Quoted passage >>
-=-=-
JavaScript is the nuclear warhead of programming languages.
October 23, 2024•582 words
JavaScript is wacky.
JavaScript was invented in 10 days for Netscape Navigator in 1995 to help gain market share from Mosaic, the most popular browser at the time from the University of Illinois. Eventually, in the late 90s and early 2000s, competitors joined the competition such as Internet Explorer, Opera, and Mozilla Firefox.
However, instead of inventing their own scripting languages, those competitors also chose to use JavaScript, likely due to motivations by easing the barrier to entry to migrate from the leading browser at the time.
Over time, as the web platform has gained worldwide traction and JavaScript's monopoly over client-side webpage interactivity among it, more features were added to the language while always preserving backwards compatibility. As a result, JavaScript, the language people became comfortable with as a result of web programming, began to be used in domains it was never intended to be, at scales it was never intended to be, while preserving it's funkiest behaviors from its original 10-day inception in 1995.
Given that, here's a comprehensive list of all of the most absurd things that myself and others have found in JavaScript.
What is NaN, a.k.a "Not a Number"?
typeof(NaN)
// "number"
Really large numbers get larger!
9999999999999999999
// 10000000000000000000
Really small numbers aren't so small anymore.
parseInt(0.0000000005)
// 5
null
can be negative.
"0" == -null
// true
Sorting an array of numbers sorts them as strings.
let array = [100000, 30, 4, 1, 21]
console.log(array.sort());
// [ 1, 100000, 21, 30, 4 ]
Infinite prototype methods!
function a() { return 42; };
a.bar = 69;
console.log(a)
-=-=-
What to work on >>
#1 Repeat everything in the JavaScript post from "Really large numbers" down to "can be negative.".
#2 Summarize the JavaScript post in two sentences.
-=-=-
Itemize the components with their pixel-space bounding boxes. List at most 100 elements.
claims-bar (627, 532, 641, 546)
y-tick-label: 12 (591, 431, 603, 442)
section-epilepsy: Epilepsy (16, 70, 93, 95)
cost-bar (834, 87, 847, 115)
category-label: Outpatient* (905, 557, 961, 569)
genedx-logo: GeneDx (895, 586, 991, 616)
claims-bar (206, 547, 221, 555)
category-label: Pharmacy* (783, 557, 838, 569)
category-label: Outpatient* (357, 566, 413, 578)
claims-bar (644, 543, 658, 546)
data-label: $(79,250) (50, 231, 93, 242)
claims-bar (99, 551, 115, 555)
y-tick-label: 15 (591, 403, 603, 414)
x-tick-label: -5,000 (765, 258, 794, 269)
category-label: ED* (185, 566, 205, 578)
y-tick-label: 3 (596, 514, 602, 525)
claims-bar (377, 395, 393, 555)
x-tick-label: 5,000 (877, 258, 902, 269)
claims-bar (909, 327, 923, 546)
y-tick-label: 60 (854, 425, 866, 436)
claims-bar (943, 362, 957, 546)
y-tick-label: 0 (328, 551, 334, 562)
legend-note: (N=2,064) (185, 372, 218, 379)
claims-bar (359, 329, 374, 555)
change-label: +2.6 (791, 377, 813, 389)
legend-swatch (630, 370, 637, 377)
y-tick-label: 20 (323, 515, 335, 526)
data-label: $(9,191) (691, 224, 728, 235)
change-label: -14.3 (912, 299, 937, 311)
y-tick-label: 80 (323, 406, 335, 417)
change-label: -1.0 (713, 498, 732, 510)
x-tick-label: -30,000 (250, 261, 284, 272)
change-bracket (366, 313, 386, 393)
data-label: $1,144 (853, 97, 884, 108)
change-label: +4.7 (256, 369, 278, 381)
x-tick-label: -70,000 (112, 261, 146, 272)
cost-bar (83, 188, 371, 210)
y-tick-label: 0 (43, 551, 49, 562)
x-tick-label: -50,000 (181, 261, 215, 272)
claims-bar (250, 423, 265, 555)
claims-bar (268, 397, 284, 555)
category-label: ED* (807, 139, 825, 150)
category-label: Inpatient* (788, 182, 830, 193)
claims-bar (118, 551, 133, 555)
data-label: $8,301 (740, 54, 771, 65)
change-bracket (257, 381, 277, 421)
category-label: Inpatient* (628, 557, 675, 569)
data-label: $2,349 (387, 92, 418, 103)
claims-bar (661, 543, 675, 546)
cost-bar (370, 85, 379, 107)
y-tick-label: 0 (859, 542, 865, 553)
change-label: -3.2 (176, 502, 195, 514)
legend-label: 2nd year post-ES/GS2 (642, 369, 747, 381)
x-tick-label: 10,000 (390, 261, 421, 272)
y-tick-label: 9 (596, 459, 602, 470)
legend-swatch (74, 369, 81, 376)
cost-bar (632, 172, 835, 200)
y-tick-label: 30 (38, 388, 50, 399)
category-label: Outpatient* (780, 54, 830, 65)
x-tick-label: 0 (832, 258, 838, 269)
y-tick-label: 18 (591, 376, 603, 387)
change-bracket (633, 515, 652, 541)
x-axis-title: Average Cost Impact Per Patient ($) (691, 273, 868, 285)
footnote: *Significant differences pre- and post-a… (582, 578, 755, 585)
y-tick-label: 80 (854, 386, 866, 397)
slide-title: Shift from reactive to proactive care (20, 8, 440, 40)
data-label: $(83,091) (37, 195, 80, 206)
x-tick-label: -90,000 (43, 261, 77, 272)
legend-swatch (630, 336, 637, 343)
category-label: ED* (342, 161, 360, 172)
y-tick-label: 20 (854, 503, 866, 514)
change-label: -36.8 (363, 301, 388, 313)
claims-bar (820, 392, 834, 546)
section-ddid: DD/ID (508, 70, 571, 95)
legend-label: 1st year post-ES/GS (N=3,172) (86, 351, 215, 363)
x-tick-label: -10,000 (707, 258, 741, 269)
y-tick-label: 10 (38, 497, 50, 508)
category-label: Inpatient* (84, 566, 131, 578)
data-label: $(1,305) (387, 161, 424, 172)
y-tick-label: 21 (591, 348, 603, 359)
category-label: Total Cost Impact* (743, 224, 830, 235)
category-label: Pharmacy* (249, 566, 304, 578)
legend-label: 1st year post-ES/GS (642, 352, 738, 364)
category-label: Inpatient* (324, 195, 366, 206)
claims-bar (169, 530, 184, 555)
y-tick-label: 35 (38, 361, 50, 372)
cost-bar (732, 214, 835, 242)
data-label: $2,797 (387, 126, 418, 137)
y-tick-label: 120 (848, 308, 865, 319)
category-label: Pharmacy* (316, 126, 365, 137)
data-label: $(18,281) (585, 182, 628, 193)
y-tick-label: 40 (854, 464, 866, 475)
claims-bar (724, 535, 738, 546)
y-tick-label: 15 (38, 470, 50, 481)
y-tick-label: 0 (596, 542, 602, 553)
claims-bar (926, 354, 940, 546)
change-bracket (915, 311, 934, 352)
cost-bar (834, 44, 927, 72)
-=-=-
Results in order >>
#1
Really large numbers get larger!
9999999999999999999
// 10000000000000000000
Really small numbers aren't so small anymore.
parseInt(0.0000000005)
// 5
null
can be negative.

#2 JavaScript was invented in 10 days in 1995 for Netscape Navigator, and competing browsers later chose to use it instead of inventing their own scripting languages. As the web platform grew, features were added while always preserving backwards compatibility, so the language came to be used in domains and at scales it was never intended for while keeping its funkiest behaviors from 1995.